__Requirements__. Transcribe the full listing below exactly.

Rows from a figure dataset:

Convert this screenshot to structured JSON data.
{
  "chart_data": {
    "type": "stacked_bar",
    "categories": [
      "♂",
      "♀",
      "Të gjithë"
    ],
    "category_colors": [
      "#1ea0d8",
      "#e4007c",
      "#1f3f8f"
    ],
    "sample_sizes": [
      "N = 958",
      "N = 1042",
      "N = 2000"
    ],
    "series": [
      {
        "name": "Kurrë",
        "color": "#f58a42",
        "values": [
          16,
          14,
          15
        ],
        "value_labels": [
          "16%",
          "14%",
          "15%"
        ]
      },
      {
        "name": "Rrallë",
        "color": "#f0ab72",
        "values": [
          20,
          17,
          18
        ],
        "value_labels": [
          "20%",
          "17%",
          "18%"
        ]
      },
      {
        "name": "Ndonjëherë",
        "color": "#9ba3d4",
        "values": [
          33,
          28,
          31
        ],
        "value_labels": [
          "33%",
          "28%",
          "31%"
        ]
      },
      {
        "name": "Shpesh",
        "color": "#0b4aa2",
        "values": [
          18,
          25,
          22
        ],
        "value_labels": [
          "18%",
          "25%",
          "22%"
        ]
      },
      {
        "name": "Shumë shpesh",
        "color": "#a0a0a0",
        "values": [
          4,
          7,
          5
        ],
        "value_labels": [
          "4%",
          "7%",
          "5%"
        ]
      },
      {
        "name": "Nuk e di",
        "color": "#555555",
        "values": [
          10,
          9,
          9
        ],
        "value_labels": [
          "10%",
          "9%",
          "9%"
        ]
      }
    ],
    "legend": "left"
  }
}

__Output for this task__.
Convert this screenshot to structured JSON data.
{
  "chart_data": {
    "type": "stacked_bar",
    "categories": [
      "♂",
      "♀",
      "Të gjithë"
    ],
    "category_colors": [
      "#1ea0d8",
      "#e4007c",
      "#1f3f8f"
    ],
    "sample_sizes": [
      "N = 958",
      "N = 1042",
      "N = 2000"
    ],
    "series": [
      {
        "name": "Kurrë",
        "color": "#f58a42",
        "values": [
          16,
          14,
          15
        ],
        "value_labels": [
          "16%",
          "14%",
          "15%"
        ]
      },
      {
        "name": "Rrallë",
        "color": "#f0ab72",
        "values": [
          20,
          17,
          18
        ],
        "value_labels": [
          "20%",
          "17%",
          "18%"
        ]
      },
      {
        "name": "Ndonjëherë",
        "color": "#9ba3d4",
        "values": [
          33,
          28,
          31
        ],
        "value_labels": [
          "33%",
          "28%",
          "31%"
        ]
      },
      {
        "name": "Shpesh",
        "color": "#0b4aa2",
        "values": [
          18,
          25,
          22
        ],
        "value_labels": [
          "18%",
          "25%",
          "22%"
        ]
      },
      {
        "name": "Shumë shpesh",
        "color": "#a0a0a0",
        "values": [
          4,
          7,
          5
        ],
        "value_labels": [
          "4%",
          "7%",
          "5%"
        ]
      },
      {
        "name": "Nuk e di",
        "color": "#555555",
        "values": [
          10,
          9,
          9
        ],
        "value_labels": [
          "10%",
          "9%",
          "9%"
        ]
      }
    ],
    "legend": "left"
  }
}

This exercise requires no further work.